▶

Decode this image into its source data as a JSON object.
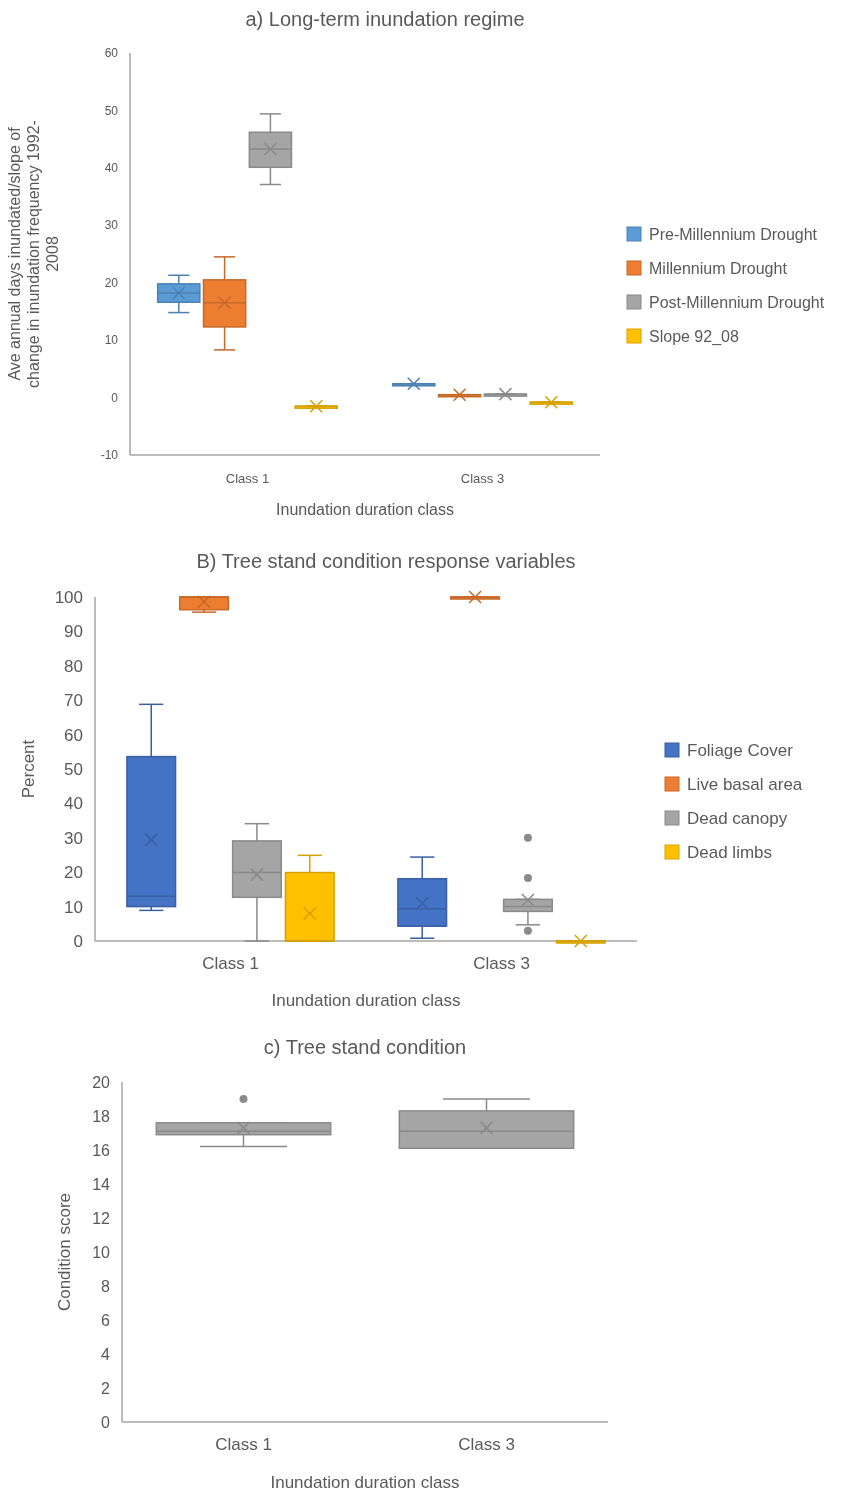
{
  "chart_data": [
    {
      "type": "box",
      "title": "a) Long-term inundation regime",
      "xlabel": "Inundation duration class",
      "ylabel": "Ave annual days inundated/slope of change in inundation frequency 1992-2008",
      "categories": [
        "Class 1",
        "Class 3"
      ],
      "ylim": [
        -10,
        60
      ],
      "yticks": [
        -10,
        0,
        10,
        20,
        30,
        40,
        50,
        60
      ],
      "grid": false,
      "legend": "right",
      "series": [
        {
          "name": "Pre-Millennium Drought",
          "color": "#5b9bd5",
          "boxes": [
            {
              "low": 14.8,
              "q1": 16.6,
              "median": 18.2,
              "q3": 19.8,
              "high": 21.3,
              "mean": 18.2
            },
            {
              "low": 2.4,
              "q1": 2.4,
              "median": 2.4,
              "q3": 2.4,
              "high": 2.4,
              "mean": 2.4
            }
          ]
        },
        {
          "name": "Millennium Drought",
          "color": "#ed7d31",
          "boxes": [
            {
              "low": 8.3,
              "q1": 12.3,
              "median": 16.5,
              "q3": 20.5,
              "high": 24.5,
              "mean": 16.5
            },
            {
              "low": 0.5,
              "q1": 0.5,
              "median": 0.5,
              "q3": 0.5,
              "high": 0.5,
              "mean": 0.5
            }
          ]
        },
        {
          "name": "Post-Millennium Drought",
          "color": "#a5a5a5",
          "boxes": [
            {
              "low": 37.1,
              "q1": 40.1,
              "median": 43.3,
              "q3": 46.2,
              "high": 49.4,
              "mean": 43.3
            },
            {
              "low": 0.6,
              "q1": 0.6,
              "median": 0.6,
              "q3": 0.6,
              "high": 0.6,
              "mean": 0.6
            }
          ]
        },
        {
          "name": "Slope 92_08",
          "color": "#ffc000",
          "boxes": [
            {
              "low": -1.5,
              "q1": -1.5,
              "median": -1.5,
              "q3": -1.5,
              "high": -1.5,
              "mean": -1.5
            },
            {
              "low": -0.8,
              "q1": -0.8,
              "median": -0.8,
              "q3": -0.8,
              "high": -0.8,
              "mean": -0.8
            }
          ]
        }
      ]
    },
    {
      "type": "box",
      "title": "B) Tree stand condition response variables",
      "xlabel": "Inundation duration class",
      "ylabel": "Percent",
      "categories": [
        "Class 1",
        "Class 3"
      ],
      "ylim": [
        0,
        100
      ],
      "yticks": [
        0,
        10,
        20,
        30,
        40,
        50,
        60,
        70,
        80,
        90,
        100
      ],
      "grid": false,
      "legend": "right",
      "series": [
        {
          "name": "Foliage Cover",
          "color": "#4472c4",
          "boxes": [
            {
              "low": 8.9,
              "q1": 10,
              "median": 13,
              "q3": 53.6,
              "high": 68.8,
              "mean": 29.4
            },
            {
              "low": 0.8,
              "q1": 4.3,
              "median": 9.4,
              "q3": 18.1,
              "high": 24.4,
              "mean": 11
            }
          ]
        },
        {
          "name": "Live basal area",
          "color": "#ed7d31",
          "boxes": [
            {
              "low": 95.6,
              "q1": 96.3,
              "median": 100,
              "q3": 100,
              "high": 100,
              "mean": 98.6
            },
            {
              "low": 100,
              "q1": 100,
              "median": 100,
              "q3": 100,
              "high": 100,
              "mean": 100
            }
          ]
        },
        {
          "name": "Dead canopy",
          "color": "#a5a5a5",
          "boxes": [
            {
              "low": 0,
              "q1": 12.7,
              "median": 19.9,
              "q3": 29.1,
              "high": 34.1,
              "mean": 19.3
            },
            {
              "low": 4.7,
              "q1": 8.6,
              "median": 10,
              "q3": 12.1,
              "high": 12.1,
              "mean": 11.9,
              "outliers": [
                30,
                18.3,
                3
              ]
            }
          ]
        },
        {
          "name": "Dead limbs",
          "color": "#ffc000",
          "boxes": [
            {
              "low": 0,
              "q1": 0,
              "median": 0,
              "q3": 19.9,
              "high": 24.9,
              "mean": 8
            },
            {
              "low": 0,
              "q1": 0,
              "median": 0,
              "q3": 0,
              "high": 0,
              "mean": 0
            }
          ]
        }
      ]
    },
    {
      "type": "box",
      "title": "c) Tree stand condition",
      "xlabel": "Inundation duration class",
      "ylabel": "Condition score",
      "categories": [
        "Class 1",
        "Class 3"
      ],
      "ylim": [
        0,
        20
      ],
      "yticks": [
        0,
        2,
        4,
        6,
        8,
        10,
        12,
        14,
        16,
        18,
        20
      ],
      "grid": false,
      "legend": false,
      "series": [
        {
          "color": "#a5a5a5",
          "boxes": [
            {
              "low": 16.2,
              "q1": 16.9,
              "median": 17.1,
              "q3": 17.6,
              "high": 17.6,
              "mean": 17.3,
              "outliers": [
                19
              ]
            },
            {
              "low": 16.1,
              "q1": 16.1,
              "median": 17.1,
              "q3": 18.3,
              "high": 19,
              "mean": 17.3
            }
          ]
        }
      ]
    }
  ]
}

◀

■ Exercise objective
Give all the lines above again, character for character, without pictures.

■ Full response
Decode this image into its source data as a JSON object.
{
  "chart_data": [
    {
      "type": "box",
      "title": "a) Long-term inundation regime",
      "xlabel": "Inundation duration class",
      "ylabel": "Ave annual days inundated/slope of change in inundation frequency 1992-2008",
      "categories": [
        "Class 1",
        "Class 3"
      ],
      "ylim": [
        -10,
        60
      ],
      "yticks": [
        -10,
        0,
        10,
        20,
        30,
        40,
        50,
        60
      ],
      "grid": false,
      "legend": "right",
      "series": [
        {
          "name": "Pre-Millennium Drought",
          "color": "#5b9bd5",
          "boxes": [
            {
              "low": 14.8,
              "q1": 16.6,
              "median": 18.2,
              "q3": 19.8,
              "high": 21.3,
              "mean": 18.2
            },
            {
              "low": 2.4,
              "q1": 2.4,
              "median": 2.4,
              "q3": 2.4,
              "high": 2.4,
              "mean": 2.4
            }
          ]
        },
        {
          "name": "Millennium Drought",
          "color": "#ed7d31",
          "boxes": [
            {
              "low": 8.3,
              "q1": 12.3,
              "median": 16.5,
              "q3": 20.5,
              "high": 24.5,
              "mean": 16.5
            },
            {
              "low": 0.5,
              "q1": 0.5,
              "median": 0.5,
              "q3": 0.5,
              "high": 0.5,
              "mean": 0.5
            }
          ]
        },
        {
          "name": "Post-Millennium Drought",
          "color": "#a5a5a5",
          "boxes": [
            {
              "low": 37.1,
              "q1": 40.1,
              "median": 43.3,
              "q3": 46.2,
              "high": 49.4,
              "mean": 43.3
            },
            {
              "low": 0.6,
              "q1": 0.6,
              "median": 0.6,
              "q3": 0.6,
              "high": 0.6,
              "mean": 0.6
            }
          ]
        },
        {
          "name": "Slope 92_08",
          "color": "#ffc000",
          "boxes": [
            {
              "low": -1.5,
              "q1": -1.5,
              "median": -1.5,
              "q3": -1.5,
              "high": -1.5,
              "mean": -1.5
            },
            {
              "low": -0.8,
              "q1": -0.8,
              "median": -0.8,
              "q3": -0.8,
              "high": -0.8,
              "mean": -0.8
            }
          ]
        }
      ]
    },
    {
      "type": "box",
      "title": "B) Tree stand condition response variables",
      "xlabel": "Inundation duration class",
      "ylabel": "Percent",
      "categories": [
        "Class 1",
        "Class 3"
      ],
      "ylim": [
        0,
        100
      ],
      "yticks": [
        0,
        10,
        20,
        30,
        40,
        50,
        60,
        70,
        80,
        90,
        100
      ],
      "grid": false,
      "legend": "right",
      "series": [
        {
          "name": "Foliage Cover",
          "color": "#4472c4",
          "boxes": [
            {
              "low": 8.9,
              "q1": 10,
              "median": 13,
              "q3": 53.6,
              "high": 68.8,
              "mean": 29.4
            },
            {
              "low": 0.8,
              "q1": 4.3,
              "median": 9.4,
              "q3": 18.1,
              "high": 24.4,
              "mean": 11
            }
          ]
        },
        {
          "name": "Live basal area",
          "color": "#ed7d31",
          "boxes": [
            {
              "low": 95.6,
              "q1": 96.3,
              "median": 100,
              "q3": 100,
              "high": 100,
              "mean": 98.6
            },
            {
              "low": 100,
              "q1": 100,
              "median": 100,
              "q3": 100,
              "high": 100,
              "mean": 100
            }
          ]
        },
        {
          "name": "Dead canopy",
          "color": "#a5a5a5",
          "boxes": [
            {
              "low": 0,
              "q1": 12.7,
              "median": 19.9,
              "q3": 29.1,
              "high": 34.1,
              "mean": 19.3
            },
            {
              "low": 4.7,
              "q1": 8.6,
              "median": 10,
              "q3": 12.1,
              "high": 12.1,
              "mean": 11.9,
              "outliers": [
                30,
                18.3,
                3
              ]
            }
          ]
        },
        {
          "name": "Dead limbs",
          "color": "#ffc000",
          "boxes": [
            {
              "low": 0,
              "q1": 0,
              "median": 0,
              "q3": 19.9,
              "high": 24.9,
              "mean": 8
            },
            {
              "low": 0,
              "q1": 0,
              "median": 0,
              "q3": 0,
              "high": 0,
              "mean": 0
            }
          ]
        }
      ]
    },
    {
      "type": "box",
      "title": "c) Tree stand condition",
      "xlabel": "Inundation duration class",
      "ylabel": "Condition score",
      "categories": [
        "Class 1",
        "Class 3"
      ],
      "ylim": [
        0,
        20
      ],
      "yticks": [
        0,
        2,
        4,
        6,
        8,
        10,
        12,
        14,
        16,
        18,
        20
      ],
      "grid": false,
      "legend": false,
      "series": [
        {
          "color": "#a5a5a5",
          "boxes": [
            {
              "low": 16.2,
              "q1": 16.9,
              "median": 17.1,
              "q3": 17.6,
              "high": 17.6,
              "mean": 17.3,
              "outliers": [
                19
              ]
            },
            {
              "low": 16.1,
              "q1": 16.1,
              "median": 17.1,
              "q3": 18.3,
              "high": 19,
              "mean": 17.3
            }
          ]
        }
      ]
    }
  ]
}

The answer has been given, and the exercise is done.